## WHAT TO WORK ON
How many lines of the data hold the word "value"? State the number and nothing else.

○ ○ ○ ○ ○

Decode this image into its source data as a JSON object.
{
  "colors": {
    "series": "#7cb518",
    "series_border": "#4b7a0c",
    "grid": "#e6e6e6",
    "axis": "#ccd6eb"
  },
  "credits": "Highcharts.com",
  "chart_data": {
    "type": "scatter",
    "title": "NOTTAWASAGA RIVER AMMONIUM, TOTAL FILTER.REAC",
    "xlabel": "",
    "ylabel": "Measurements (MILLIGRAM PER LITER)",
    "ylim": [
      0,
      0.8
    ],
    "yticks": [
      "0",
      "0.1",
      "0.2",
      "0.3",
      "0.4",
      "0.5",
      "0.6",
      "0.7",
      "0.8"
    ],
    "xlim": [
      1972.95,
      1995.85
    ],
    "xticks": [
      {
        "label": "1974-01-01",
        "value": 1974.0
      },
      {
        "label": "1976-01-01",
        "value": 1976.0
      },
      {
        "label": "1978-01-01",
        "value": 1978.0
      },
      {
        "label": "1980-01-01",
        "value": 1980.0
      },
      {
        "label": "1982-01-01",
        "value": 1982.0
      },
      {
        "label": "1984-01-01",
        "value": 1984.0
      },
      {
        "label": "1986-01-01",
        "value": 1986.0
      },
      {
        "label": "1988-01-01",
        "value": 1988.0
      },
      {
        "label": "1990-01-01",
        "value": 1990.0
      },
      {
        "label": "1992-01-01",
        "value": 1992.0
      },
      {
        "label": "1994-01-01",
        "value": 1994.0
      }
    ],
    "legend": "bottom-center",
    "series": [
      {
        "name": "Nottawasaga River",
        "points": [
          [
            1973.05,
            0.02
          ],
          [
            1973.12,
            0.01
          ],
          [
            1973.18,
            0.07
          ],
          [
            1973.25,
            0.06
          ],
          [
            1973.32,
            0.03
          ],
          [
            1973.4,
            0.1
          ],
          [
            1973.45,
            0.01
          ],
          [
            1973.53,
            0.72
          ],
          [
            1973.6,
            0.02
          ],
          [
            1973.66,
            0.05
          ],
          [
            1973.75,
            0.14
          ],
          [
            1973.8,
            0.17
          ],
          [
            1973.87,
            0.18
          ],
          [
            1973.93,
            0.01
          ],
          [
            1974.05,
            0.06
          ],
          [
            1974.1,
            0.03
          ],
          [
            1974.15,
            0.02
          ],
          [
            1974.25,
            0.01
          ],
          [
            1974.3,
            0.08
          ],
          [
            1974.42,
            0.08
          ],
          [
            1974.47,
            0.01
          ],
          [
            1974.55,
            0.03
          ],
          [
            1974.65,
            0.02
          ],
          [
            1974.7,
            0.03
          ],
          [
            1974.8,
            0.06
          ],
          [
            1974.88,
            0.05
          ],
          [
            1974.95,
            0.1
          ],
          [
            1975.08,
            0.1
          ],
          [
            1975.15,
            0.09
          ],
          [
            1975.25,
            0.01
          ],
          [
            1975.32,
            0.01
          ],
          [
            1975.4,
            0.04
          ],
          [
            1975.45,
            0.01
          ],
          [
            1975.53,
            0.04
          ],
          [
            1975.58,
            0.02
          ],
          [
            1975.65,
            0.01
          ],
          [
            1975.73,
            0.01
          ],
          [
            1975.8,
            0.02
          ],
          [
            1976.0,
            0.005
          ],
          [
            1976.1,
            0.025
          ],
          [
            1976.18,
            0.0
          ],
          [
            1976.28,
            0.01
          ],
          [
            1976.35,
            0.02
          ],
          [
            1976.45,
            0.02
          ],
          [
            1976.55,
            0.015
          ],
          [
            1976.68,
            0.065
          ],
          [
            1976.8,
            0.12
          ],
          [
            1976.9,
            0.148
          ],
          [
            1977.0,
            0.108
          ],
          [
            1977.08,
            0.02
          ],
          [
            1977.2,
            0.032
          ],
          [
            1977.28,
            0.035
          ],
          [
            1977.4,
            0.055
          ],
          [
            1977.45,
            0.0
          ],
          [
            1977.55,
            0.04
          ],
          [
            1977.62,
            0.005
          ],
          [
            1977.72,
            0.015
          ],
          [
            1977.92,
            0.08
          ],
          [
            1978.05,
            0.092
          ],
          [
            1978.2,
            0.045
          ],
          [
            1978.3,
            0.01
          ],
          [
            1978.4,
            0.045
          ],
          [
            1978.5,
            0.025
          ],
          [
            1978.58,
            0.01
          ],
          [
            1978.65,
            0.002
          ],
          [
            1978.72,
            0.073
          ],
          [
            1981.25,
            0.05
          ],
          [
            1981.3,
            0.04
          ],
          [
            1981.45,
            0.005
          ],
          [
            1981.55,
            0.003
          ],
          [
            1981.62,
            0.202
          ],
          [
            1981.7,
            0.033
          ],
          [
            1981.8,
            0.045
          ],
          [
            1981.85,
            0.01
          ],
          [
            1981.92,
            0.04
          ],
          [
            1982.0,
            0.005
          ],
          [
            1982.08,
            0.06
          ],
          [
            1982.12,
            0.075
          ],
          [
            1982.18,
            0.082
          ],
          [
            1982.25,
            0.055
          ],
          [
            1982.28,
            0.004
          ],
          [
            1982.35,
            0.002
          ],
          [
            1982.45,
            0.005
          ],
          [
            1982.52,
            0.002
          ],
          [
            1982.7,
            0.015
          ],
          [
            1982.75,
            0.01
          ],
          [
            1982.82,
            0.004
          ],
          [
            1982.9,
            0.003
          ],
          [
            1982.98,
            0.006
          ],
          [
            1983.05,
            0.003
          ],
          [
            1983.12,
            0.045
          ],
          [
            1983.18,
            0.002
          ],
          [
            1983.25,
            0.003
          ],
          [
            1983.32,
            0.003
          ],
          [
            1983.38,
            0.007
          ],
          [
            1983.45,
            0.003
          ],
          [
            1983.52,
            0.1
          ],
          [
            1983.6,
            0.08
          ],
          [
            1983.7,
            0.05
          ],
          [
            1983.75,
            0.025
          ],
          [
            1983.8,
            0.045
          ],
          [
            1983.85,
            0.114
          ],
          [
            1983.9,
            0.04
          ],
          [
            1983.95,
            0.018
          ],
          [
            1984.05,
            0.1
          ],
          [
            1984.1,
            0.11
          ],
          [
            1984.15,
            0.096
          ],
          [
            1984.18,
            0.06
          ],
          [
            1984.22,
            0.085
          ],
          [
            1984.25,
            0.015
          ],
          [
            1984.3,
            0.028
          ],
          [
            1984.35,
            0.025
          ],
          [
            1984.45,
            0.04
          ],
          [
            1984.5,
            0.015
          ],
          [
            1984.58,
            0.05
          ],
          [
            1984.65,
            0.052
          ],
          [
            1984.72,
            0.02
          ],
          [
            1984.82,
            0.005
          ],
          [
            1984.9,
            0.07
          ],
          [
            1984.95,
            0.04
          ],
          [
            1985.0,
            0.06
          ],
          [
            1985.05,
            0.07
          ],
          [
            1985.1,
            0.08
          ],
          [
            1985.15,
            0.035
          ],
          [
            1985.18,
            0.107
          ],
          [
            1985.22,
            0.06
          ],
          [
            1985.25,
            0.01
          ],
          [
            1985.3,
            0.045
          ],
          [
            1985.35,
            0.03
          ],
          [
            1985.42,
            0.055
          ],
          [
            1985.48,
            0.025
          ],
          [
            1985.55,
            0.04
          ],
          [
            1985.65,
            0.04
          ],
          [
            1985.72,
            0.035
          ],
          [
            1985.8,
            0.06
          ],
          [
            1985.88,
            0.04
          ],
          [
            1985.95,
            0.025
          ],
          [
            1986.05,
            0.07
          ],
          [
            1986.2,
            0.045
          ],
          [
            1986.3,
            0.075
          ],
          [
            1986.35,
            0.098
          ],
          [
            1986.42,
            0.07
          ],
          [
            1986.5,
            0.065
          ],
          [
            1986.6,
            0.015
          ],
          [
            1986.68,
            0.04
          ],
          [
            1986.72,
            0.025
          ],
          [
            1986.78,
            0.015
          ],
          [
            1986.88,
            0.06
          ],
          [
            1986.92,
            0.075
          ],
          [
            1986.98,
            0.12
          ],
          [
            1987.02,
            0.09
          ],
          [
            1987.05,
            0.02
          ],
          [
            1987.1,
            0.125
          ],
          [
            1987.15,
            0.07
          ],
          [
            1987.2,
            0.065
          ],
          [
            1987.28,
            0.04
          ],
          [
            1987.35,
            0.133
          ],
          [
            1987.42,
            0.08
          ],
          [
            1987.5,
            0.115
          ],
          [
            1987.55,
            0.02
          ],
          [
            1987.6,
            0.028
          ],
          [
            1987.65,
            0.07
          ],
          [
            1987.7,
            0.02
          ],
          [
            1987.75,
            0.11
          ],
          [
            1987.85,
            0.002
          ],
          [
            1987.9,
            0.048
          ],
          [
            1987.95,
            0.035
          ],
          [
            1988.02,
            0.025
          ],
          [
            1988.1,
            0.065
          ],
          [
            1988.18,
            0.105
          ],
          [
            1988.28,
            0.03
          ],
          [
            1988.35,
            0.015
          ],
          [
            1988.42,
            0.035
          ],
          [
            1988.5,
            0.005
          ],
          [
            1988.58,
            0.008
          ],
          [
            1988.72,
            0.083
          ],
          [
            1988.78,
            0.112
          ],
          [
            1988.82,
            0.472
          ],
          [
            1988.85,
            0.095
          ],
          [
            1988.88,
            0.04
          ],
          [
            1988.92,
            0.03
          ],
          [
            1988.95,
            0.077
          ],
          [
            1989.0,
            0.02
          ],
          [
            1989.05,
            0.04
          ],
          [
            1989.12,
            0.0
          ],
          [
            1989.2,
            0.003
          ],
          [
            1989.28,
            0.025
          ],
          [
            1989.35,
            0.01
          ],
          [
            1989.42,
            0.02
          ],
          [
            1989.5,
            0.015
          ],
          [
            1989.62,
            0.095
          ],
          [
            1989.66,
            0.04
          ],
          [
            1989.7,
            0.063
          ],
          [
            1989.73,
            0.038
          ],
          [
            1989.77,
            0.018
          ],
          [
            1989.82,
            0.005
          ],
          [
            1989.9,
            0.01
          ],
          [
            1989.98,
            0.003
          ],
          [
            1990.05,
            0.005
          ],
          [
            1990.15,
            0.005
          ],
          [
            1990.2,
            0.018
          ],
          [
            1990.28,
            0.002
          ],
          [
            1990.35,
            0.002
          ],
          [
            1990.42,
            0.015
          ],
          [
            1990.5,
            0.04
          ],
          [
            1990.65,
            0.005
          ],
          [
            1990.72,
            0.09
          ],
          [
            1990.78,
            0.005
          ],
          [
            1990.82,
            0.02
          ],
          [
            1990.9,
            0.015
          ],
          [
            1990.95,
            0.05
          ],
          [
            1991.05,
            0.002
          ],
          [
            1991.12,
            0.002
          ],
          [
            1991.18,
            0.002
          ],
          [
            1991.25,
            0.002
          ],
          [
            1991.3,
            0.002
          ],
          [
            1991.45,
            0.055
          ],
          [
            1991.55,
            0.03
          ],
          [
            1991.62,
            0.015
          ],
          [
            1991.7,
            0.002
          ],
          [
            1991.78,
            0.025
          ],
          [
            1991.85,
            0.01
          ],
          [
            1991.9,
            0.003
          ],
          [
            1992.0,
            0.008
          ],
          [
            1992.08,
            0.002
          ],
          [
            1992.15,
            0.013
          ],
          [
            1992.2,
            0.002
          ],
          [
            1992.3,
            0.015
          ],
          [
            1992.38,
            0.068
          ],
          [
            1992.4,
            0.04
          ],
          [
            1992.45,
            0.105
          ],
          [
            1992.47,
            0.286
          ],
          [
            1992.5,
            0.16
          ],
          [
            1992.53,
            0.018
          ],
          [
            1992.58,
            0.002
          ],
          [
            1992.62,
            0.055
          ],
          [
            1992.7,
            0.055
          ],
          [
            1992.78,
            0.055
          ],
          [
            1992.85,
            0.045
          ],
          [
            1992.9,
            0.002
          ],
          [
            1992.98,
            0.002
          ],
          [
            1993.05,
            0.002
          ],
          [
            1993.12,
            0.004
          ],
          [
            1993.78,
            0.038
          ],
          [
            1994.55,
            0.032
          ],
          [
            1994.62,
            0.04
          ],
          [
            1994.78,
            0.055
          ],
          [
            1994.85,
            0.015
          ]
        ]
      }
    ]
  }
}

○ ○ ○ ○ ○

## EXERCISE OUTPUT
11